§ **WHAT THE TASK ASKS**
Quote, verbatim, all material below, without pictures.
>> begin MATERIAL PROVIDED
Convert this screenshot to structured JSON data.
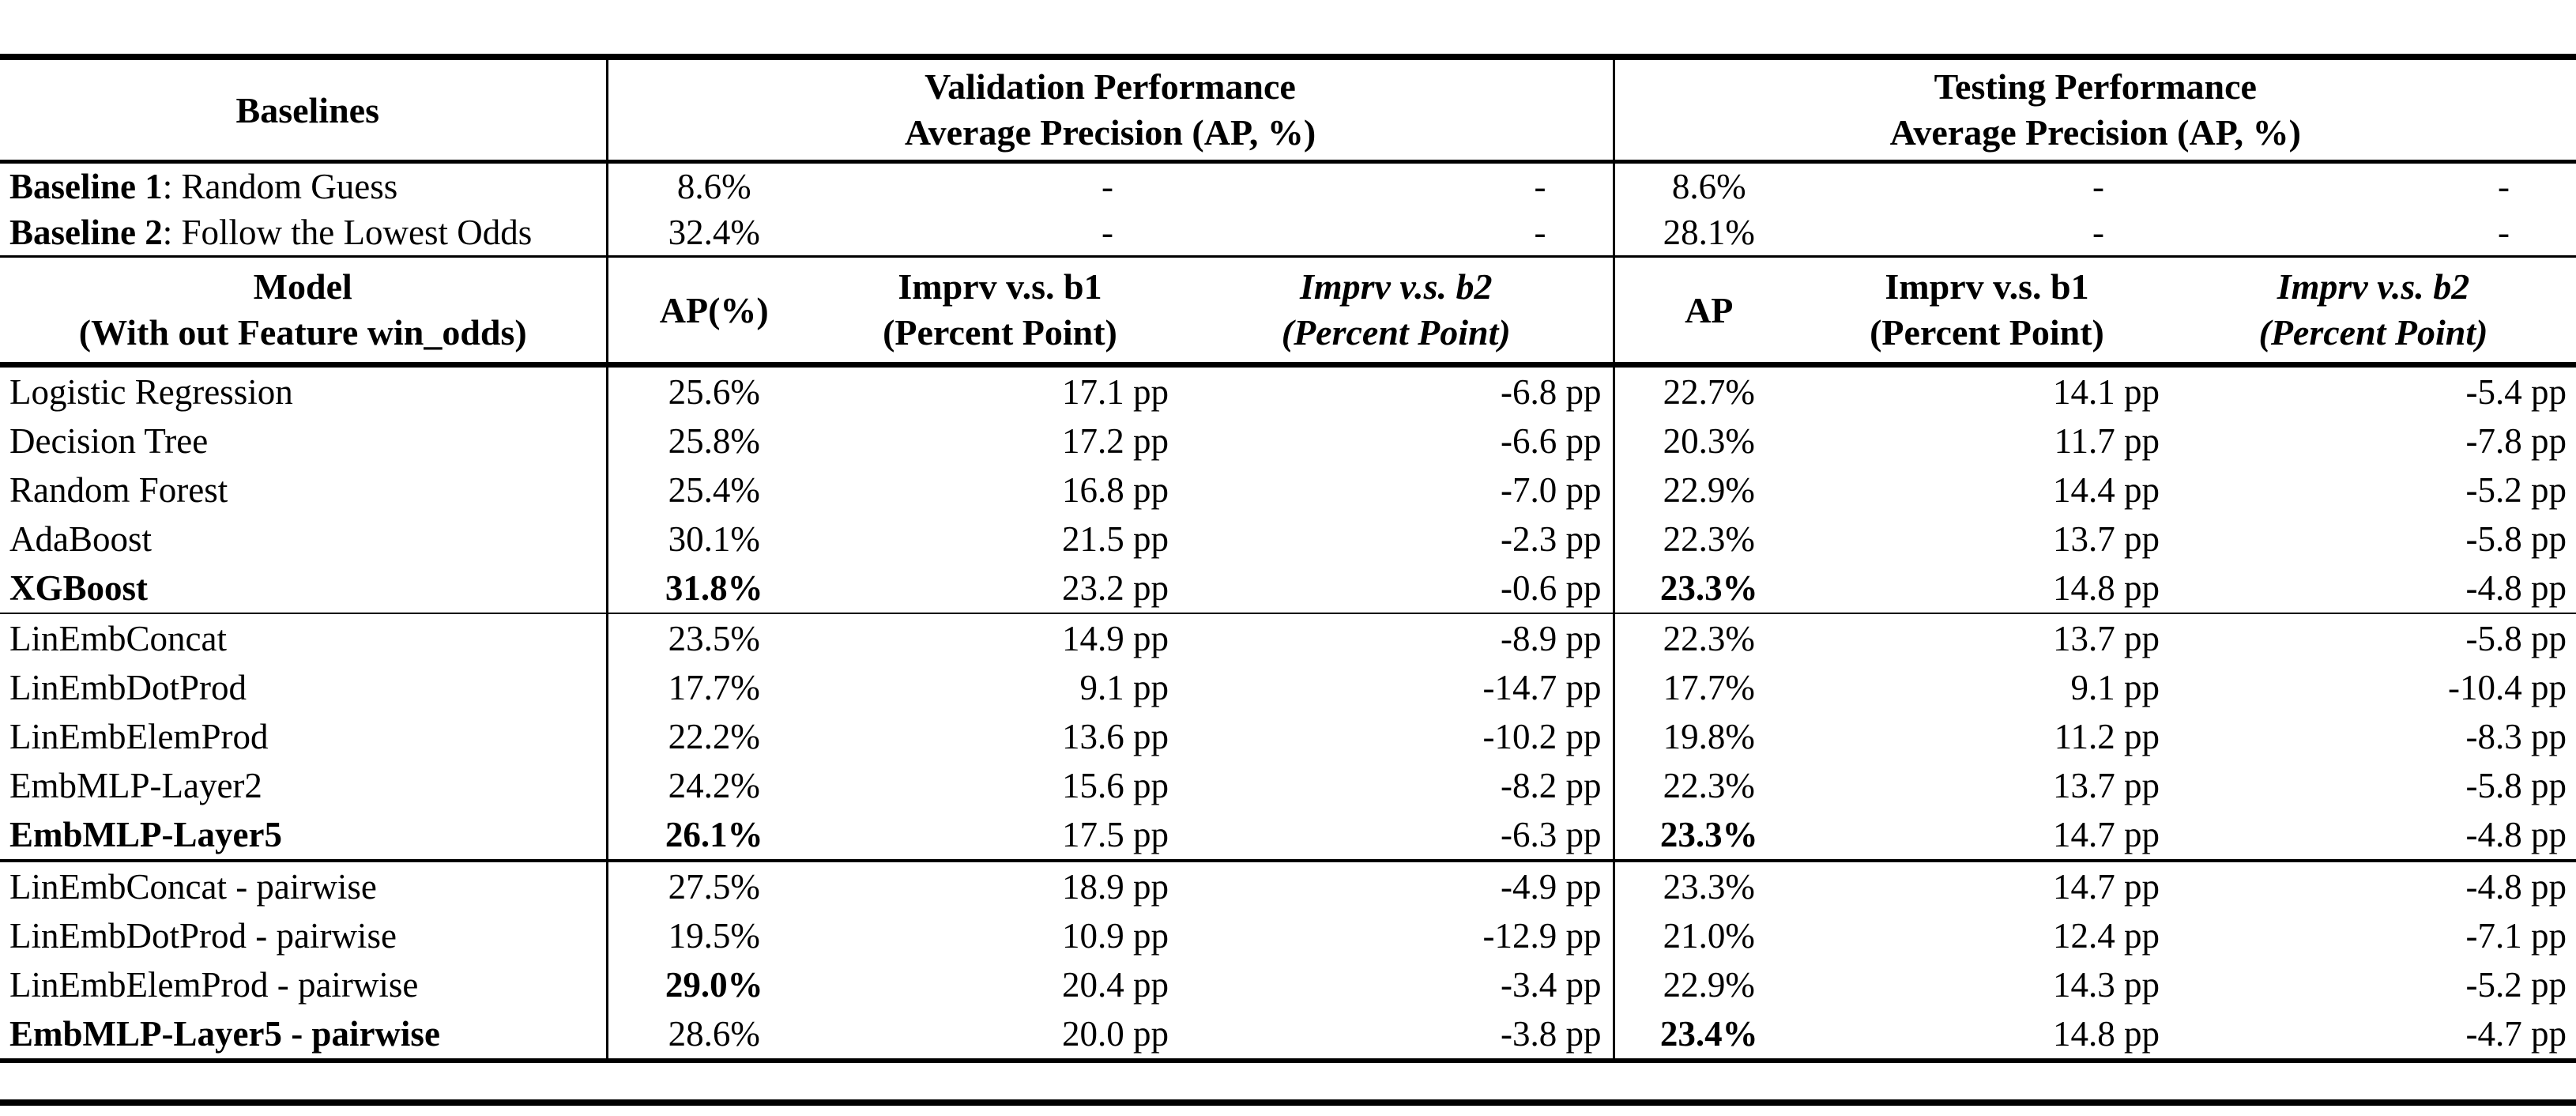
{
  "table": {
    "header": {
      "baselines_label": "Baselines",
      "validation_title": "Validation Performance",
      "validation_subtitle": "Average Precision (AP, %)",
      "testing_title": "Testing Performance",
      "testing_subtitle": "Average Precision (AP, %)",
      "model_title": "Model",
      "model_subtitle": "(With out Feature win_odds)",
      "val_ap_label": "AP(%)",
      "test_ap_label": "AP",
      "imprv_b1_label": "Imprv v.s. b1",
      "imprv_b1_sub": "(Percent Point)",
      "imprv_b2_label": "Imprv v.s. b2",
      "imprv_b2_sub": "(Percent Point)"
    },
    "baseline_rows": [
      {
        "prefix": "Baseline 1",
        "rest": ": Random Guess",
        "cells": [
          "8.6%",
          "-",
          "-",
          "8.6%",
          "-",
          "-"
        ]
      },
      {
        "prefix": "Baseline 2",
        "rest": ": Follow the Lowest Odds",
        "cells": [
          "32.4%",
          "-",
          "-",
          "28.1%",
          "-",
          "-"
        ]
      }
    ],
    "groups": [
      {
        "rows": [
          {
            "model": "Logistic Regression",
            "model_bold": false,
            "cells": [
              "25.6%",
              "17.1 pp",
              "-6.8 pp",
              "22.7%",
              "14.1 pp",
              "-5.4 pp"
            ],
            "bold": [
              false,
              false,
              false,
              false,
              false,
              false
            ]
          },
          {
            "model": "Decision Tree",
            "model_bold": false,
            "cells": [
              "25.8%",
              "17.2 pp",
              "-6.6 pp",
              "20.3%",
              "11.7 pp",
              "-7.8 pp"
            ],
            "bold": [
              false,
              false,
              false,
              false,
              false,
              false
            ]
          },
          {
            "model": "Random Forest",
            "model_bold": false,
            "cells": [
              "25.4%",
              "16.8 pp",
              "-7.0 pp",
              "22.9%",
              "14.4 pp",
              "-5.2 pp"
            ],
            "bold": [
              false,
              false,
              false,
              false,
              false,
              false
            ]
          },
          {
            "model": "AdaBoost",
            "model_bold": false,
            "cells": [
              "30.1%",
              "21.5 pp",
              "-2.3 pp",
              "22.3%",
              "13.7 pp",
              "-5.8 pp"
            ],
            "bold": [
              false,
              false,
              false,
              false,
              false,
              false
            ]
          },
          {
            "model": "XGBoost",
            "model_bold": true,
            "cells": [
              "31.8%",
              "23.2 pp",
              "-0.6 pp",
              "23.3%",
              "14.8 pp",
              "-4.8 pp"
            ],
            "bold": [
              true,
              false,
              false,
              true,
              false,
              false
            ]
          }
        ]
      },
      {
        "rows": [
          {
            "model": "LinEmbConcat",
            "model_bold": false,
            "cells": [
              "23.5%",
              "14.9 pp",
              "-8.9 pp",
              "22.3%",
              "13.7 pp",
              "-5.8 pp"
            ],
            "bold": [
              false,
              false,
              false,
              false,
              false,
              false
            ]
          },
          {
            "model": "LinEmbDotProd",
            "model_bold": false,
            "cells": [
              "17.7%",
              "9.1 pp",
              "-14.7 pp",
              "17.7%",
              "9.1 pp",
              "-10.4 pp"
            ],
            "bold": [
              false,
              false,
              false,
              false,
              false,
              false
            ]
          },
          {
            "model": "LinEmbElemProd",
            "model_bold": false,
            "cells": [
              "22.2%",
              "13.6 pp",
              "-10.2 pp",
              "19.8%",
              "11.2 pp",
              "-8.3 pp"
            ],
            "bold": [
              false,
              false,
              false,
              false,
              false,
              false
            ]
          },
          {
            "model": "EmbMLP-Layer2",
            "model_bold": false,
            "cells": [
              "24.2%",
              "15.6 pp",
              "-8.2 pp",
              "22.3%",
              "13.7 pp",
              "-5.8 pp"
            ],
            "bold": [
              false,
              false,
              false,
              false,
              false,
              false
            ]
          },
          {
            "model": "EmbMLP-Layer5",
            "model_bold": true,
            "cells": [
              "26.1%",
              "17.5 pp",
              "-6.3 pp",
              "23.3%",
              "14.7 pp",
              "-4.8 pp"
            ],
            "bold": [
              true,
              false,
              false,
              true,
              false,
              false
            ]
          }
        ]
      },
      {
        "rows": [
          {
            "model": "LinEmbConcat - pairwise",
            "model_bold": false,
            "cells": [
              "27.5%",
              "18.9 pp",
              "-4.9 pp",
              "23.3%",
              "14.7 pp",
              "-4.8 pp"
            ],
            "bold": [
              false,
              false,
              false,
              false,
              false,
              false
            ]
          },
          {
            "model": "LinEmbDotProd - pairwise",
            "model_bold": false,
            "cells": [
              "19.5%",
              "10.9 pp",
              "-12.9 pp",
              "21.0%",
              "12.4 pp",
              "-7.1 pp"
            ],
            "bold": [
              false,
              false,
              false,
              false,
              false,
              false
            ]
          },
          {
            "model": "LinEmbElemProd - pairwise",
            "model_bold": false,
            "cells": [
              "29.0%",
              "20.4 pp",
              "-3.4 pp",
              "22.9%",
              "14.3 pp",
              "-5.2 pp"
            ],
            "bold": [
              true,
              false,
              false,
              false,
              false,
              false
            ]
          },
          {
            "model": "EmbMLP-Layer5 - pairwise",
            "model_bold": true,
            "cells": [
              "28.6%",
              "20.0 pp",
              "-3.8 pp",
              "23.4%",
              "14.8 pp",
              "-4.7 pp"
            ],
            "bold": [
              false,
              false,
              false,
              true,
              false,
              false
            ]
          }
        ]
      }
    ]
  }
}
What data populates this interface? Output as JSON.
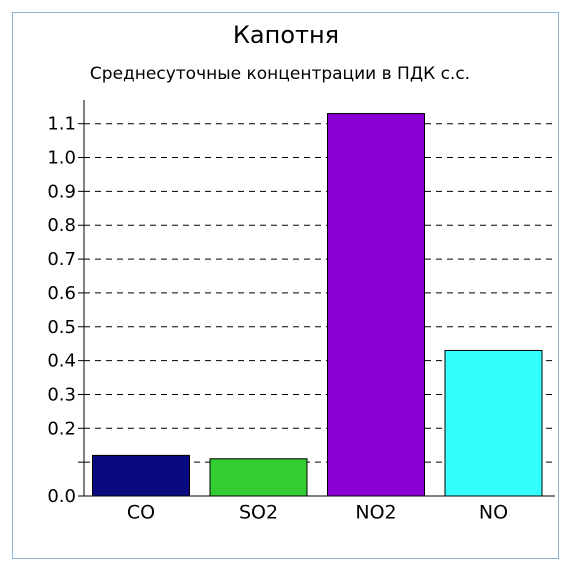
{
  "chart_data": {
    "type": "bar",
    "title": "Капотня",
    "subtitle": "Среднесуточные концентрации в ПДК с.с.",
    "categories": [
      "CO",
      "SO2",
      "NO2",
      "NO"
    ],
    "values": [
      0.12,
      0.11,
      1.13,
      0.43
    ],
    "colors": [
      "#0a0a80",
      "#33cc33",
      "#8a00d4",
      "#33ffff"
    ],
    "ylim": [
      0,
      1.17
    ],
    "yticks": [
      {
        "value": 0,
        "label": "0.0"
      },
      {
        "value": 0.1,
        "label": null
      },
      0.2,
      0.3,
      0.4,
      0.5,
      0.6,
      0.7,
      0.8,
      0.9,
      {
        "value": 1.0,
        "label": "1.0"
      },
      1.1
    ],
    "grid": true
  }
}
>> end MATERIAL PROVIDED
§ **ANSWER FOR THE TASK**
Convert this screenshot to structured JSON data.
{
  "table": {
    "header": {
      "baselines_label": "Baselines",
      "validation_title": "Validation Performance",
      "validation_subtitle": "Average Precision (AP, %)",
      "testing_title": "Testing Performance",
      "testing_subtitle": "Average Precision (AP, %)",
      "model_title": "Model",
      "model_subtitle": "(With out Feature win_odds)",
      "val_ap_label": "AP(%)",
      "test_ap_label": "AP",
      "imprv_b1_label": "Imprv v.s. b1",
      "imprv_b1_sub": "(Percent Point)",
      "imprv_b2_label": "Imprv v.s. b2",
      "imprv_b2_sub": "(Percent Point)"
    },
    "baseline_rows": [
      {
        "prefix": "Baseline 1",
        "rest": ": Random Guess",
        "cells": [
          "8.6%",
          "-",
          "-",
          "8.6%",
          "-",
          "-"
        ]
      },
      {
        "prefix": "Baseline 2",
        "rest": ": Follow the Lowest Odds",
        "cells": [
          "32.4%",
          "-",
          "-",
          "28.1%",
          "-",
          "-"
        ]
      }
    ],
    "groups": [
      {
        "rows": [
          {
            "model": "Logistic Regression",
            "model_bold": false,
            "cells": [
              "25.6%",
              "17.1 pp",
              "-6.8 pp",
              "22.7%",
              "14.1 pp",
              "-5.4 pp"
            ],
            "bold": [
              false,
              false,
              false,
              false,
              false,
              false
            ]
          },
          {
            "model": "Decision Tree",
            "model_bold": false,
            "cells": [
              "25.8%",
              "17.2 pp",
              "-6.6 pp",
              "20.3%",
              "11.7 pp",
              "-7.8 pp"
            ],
            "bold": [
              false,
              false,
              false,
              false,
              false,
              false
            ]
          },
          {
            "model": "Random Forest",
            "model_bold": false,
            "cells": [
              "25.4%",
              "16.8 pp",
              "-7.0 pp",
              "22.9%",
              "14.4 pp",
              "-5.2 pp"
            ],
            "bold": [
              false,
              false,
              false,
              false,
              false,
              false
            ]
          },
          {
            "model": "AdaBoost",
            "model_bold": false,
            "cells": [
              "30.1%",
              "21.5 pp",
              "-2.3 pp",
              "22.3%",
              "13.7 pp",
              "-5.8 pp"
            ],
            "bold": [
              false,
              false,
              false,
              false,
              false,
              false
            ]
          },
          {
            "model": "XGBoost",
            "model_bold": true,
            "cells": [
              "31.8%",
              "23.2 pp",
              "-0.6 pp",
              "23.3%",
              "14.8 pp",
              "-4.8 pp"
            ],
            "bold": [
              true,
              false,
              false,
              true,
              false,
              false
            ]
          }
        ]
      },
      {
        "rows": [
          {
            "model": "LinEmbConcat",
            "model_bold": false,
            "cells": [
              "23.5%",
              "14.9 pp",
              "-8.9 pp",
              "22.3%",
              "13.7 pp",
              "-5.8 pp"
            ],
            "bold": [
              false,
              false,
              false,
              false,
              false,
              false
            ]
          },
          {
            "model": "LinEmbDotProd",
            "model_bold": false,
            "cells": [
              "17.7%",
              "9.1 pp",
              "-14.7 pp",
              "17.7%",
              "9.1 pp",
              "-10.4 pp"
            ],
            "bold": [
              false,
              false,
              false,
              false,
              false,
              false
            ]
          },
          {
            "model": "LinEmbElemProd",
            "model_bold": false,
            "cells": [
              "22.2%",
              "13.6 pp",
              "-10.2 pp",
              "19.8%",
              "11.2 pp",
              "-8.3 pp"
            ],
            "bold": [
              false,
              false,
              false,
              false,
              false,
              false
            ]
          },
          {
            "model": "EmbMLP-Layer2",
            "model_bold": false,
            "cells": [
              "24.2%",
              "15.6 pp",
              "-8.2 pp",
              "22.3%",
              "13.7 pp",
              "-5.8 pp"
            ],
            "bold": [
              false,
              false,
              false,
              false,
              false,
              false
            ]
          },
          {
            "model": "EmbMLP-Layer5",
            "model_bold": true,
            "cells": [
              "26.1%",
              "17.5 pp",
              "-6.3 pp",
              "23.3%",
              "14.7 pp",
              "-4.8 pp"
            ],
            "bold": [
              true,
              false,
              false,
              true,
              false,
              false
            ]
          }
        ]
      },
      {
        "rows": [
          {
            "model": "LinEmbConcat - pairwise",
            "model_bold": false,
            "cells": [
              "27.5%",
              "18.9 pp",
              "-4.9 pp",
              "23.3%",
              "14.7 pp",
              "-4.8 pp"
            ],
            "bold": [
              false,
              false,
              false,
              false,
              false,
              false
            ]
          },
          {
            "model": "LinEmbDotProd - pairwise",
            "model_bold": false,
            "cells": [
              "19.5%",
              "10.9 pp",
              "-12.9 pp",
              "21.0%",
              "12.4 pp",
              "-7.1 pp"
            ],
            "bold": [
              false,
              false,
              false,
              false,
              false,
              false
            ]
          },
          {
            "model": "LinEmbElemProd - pairwise",
            "model_bold": false,
            "cells": [
              "29.0%",
              "20.4 pp",
              "-3.4 pp",
              "22.9%",
              "14.3 pp",
              "-5.2 pp"
            ],
            "bold": [
              true,
              false,
              false,
              false,
              false,
              false
            ]
          },
          {
            "model": "EmbMLP-Layer5 - pairwise",
            "model_bold": true,
            "cells": [
              "28.6%",
              "20.0 pp",
              "-3.8 pp",
              "23.4%",
              "14.8 pp",
              "-4.7 pp"
            ],
            "bold": [
              false,
              false,
              false,
              true,
              false,
              false
            ]
          }
        ]
      }
    ]
  }
}
What data populates this interface? Output as JSON.
{
  "chart_data": {
    "type": "bar",
    "title": "Капотня",
    "subtitle": "Среднесуточные концентрации в ПДК с.с.",
    "categories": [
      "CO",
      "SO2",
      "NO2",
      "NO"
    ],
    "values": [
      0.12,
      0.11,
      1.13,
      0.43
    ],
    "colors": [
      "#0a0a80",
      "#33cc33",
      "#8a00d4",
      "#33ffff"
    ],
    "ylim": [
      0,
      1.17
    ],
    "yticks": [
      {
        "value": 0,
        "label": "0.0"
      },
      {
        "value": 0.1,
        "label": null
      },
      0.2,
      0.3,
      0.4,
      0.5,
      0.6,
      0.7,
      0.8,
      0.9,
      {
        "value": 1.0,
        "label": "1.0"
      },
      1.1
    ],
    "grid": true
  }
}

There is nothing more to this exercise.